[RAW RECORDS]
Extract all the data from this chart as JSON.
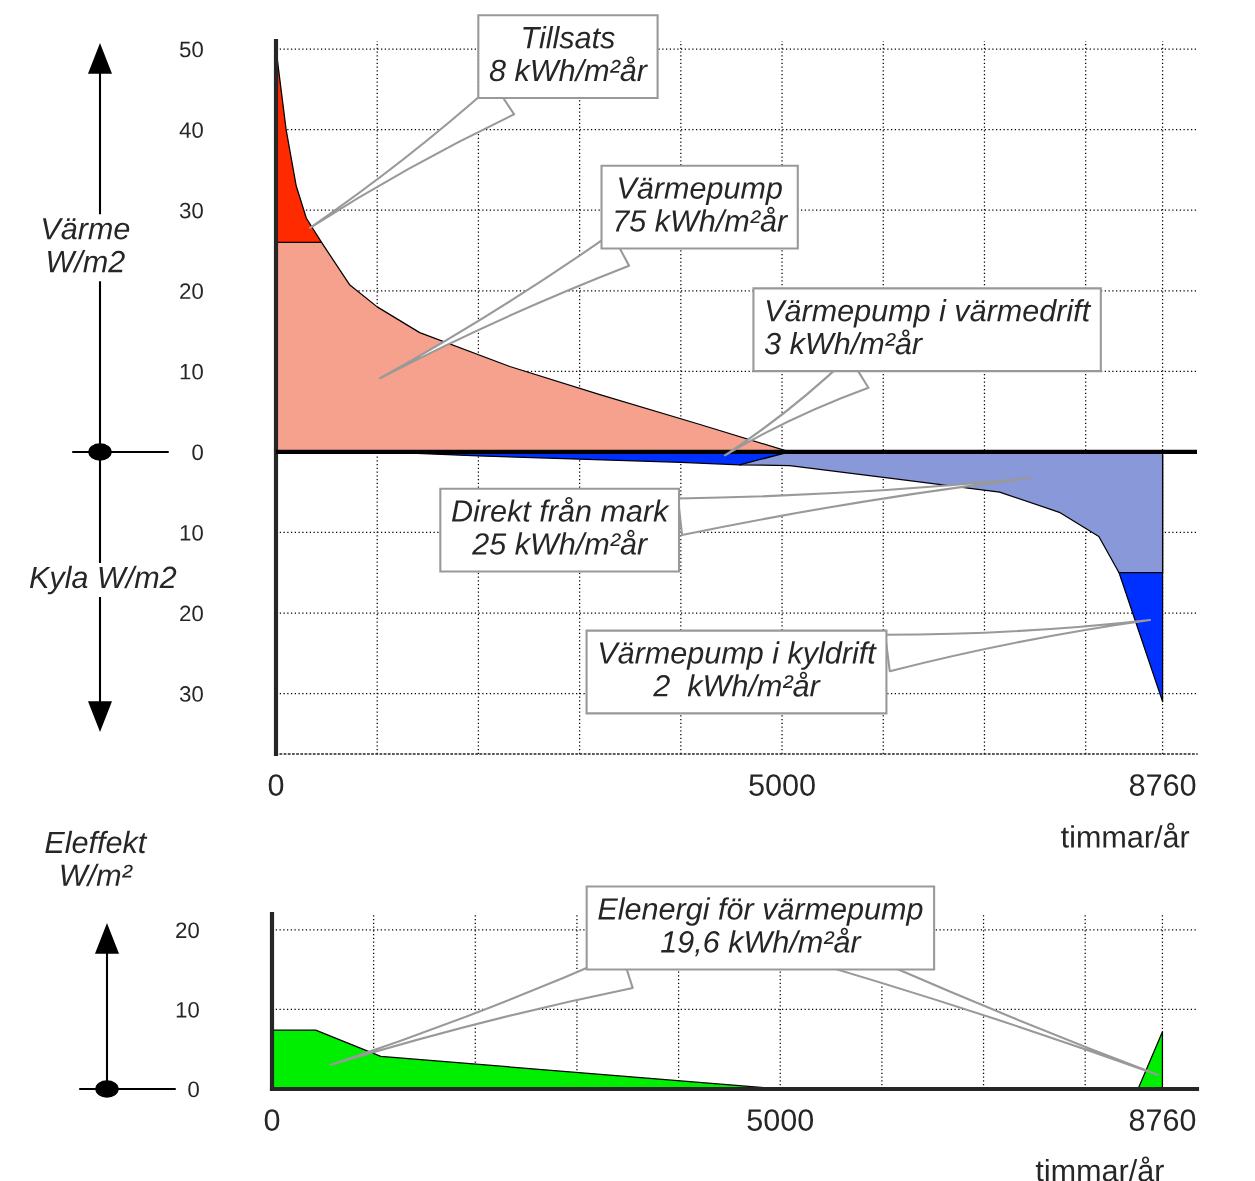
{
  "chart_data": [
    {
      "type": "area",
      "ylabel": "Värme\nW/m2",
      "xlabel": "timmar/år",
      "series": [
        {
          "color": "#ff2a00",
          "x": [
            0,
            50,
            100,
            200,
            300,
            450
          ],
          "values": [
            50,
            45,
            40,
            33,
            29,
            26
          ]
        },
        {
          "color": "#f6a08e",
          "x": [
            0,
            450,
            730,
            1000,
            1420,
            2310,
            3200,
            4190,
            5075
          ],
          "values": [
            26,
            26,
            20.7,
            18,
            14.8,
            10.6,
            7.1,
            3.4,
            0
          ]
        },
        {
          "color": "#0030ff",
          "x": [
            8330,
            8760
          ],
          "values": [
            -15,
            -31
          ]
        },
        {
          "color": "#8898d8",
          "x": [
            4580,
            5075,
            6160,
            7150,
            7740,
            8130,
            8330,
            8760
          ],
          "values": [
            -1.6,
            -1.7,
            -3.4,
            -5,
            -7.5,
            -10.5,
            -15,
            -15
          ]
        },
        {
          "color": "#0030ff",
          "x": [
            1030,
            2000,
            3000,
            4000,
            4580,
            5075
          ],
          "values": [
            0,
            -0.5,
            -0.9,
            -1.3,
            -1.6,
            0
          ]
        }
      ],
      "xlim": [
        0,
        9100
      ],
      "ylim": [
        -37.5,
        51
      ],
      "xticks": [
        0,
        {
          "value": 1000,
          "label": null
        },
        {
          "value": 2000,
          "label": null
        },
        {
          "value": 3000,
          "label": null
        },
        {
          "value": 4000,
          "label": null
        },
        5000,
        {
          "value": 6000,
          "label": null
        },
        {
          "value": 7000,
          "label": null
        },
        {
          "value": 8000,
          "label": null
        },
        8760
      ],
      "yticks": [
        {
          "value": -30,
          "label": "30"
        },
        {
          "value": -20,
          "label": "20"
        },
        {
          "value": -10,
          "label": "10"
        },
        0,
        10,
        20,
        30,
        40,
        50
      ],
      "ref_lines": [
        {
          "axis": "y",
          "value": 0,
          "color": "#000000"
        }
      ],
      "grid": true,
      "legend": false,
      "annotations": [
        "Tillsats\n8 kWh/m²år",
        "Värmepump\n75 kWh/m²år",
        "Värmepump i värmedrift\n3 kWh/m²år",
        "Direkt från mark\n25 kWh/m²år",
        "Värmepump i kyldrift\n2  kWh/m²år",
        "Kyla W/m2"
      ]
    },
    {
      "type": "area",
      "ylabel": "Eleffekt\nW/m²",
      "xlabel": "timmar/år",
      "x": [
        0,
        430,
        1070,
        5000,
        8520,
        8760
      ],
      "series": [
        {
          "color": "#00ee00",
          "values": [
            7.4,
            7.4,
            4.1,
            0,
            0,
            7.2
          ]
        }
      ],
      "xlim": [
        0,
        9100
      ],
      "ylim": [
        0,
        22
      ],
      "xticks": [
        0,
        {
          "value": 1000,
          "label": null
        },
        {
          "value": 2000,
          "label": null
        },
        {
          "value": 3000,
          "label": null
        },
        {
          "value": 4000,
          "label": null
        },
        5000,
        {
          "value": 6000,
          "label": null
        },
        {
          "value": 7000,
          "label": null
        },
        {
          "value": 8000,
          "label": null
        },
        8760
      ],
      "yticks": [
        0,
        10,
        20
      ],
      "grid": true,
      "legend": false,
      "annotations": [
        "Elenergi för värmepump\n19,6 kWh/m²år"
      ]
    }
  ]
}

[STATED EXERCISE] Scan the material above. Copy each line that holds the word "color".

[OUTPUT BELOW]
          "color": "#ff2a00",
          "color": "#f6a08e",
          "color": "#0030ff",
          "color": "#8898d8",
          "color": "#0030ff",
          "color": "#000000"
          "color": "#00ee00",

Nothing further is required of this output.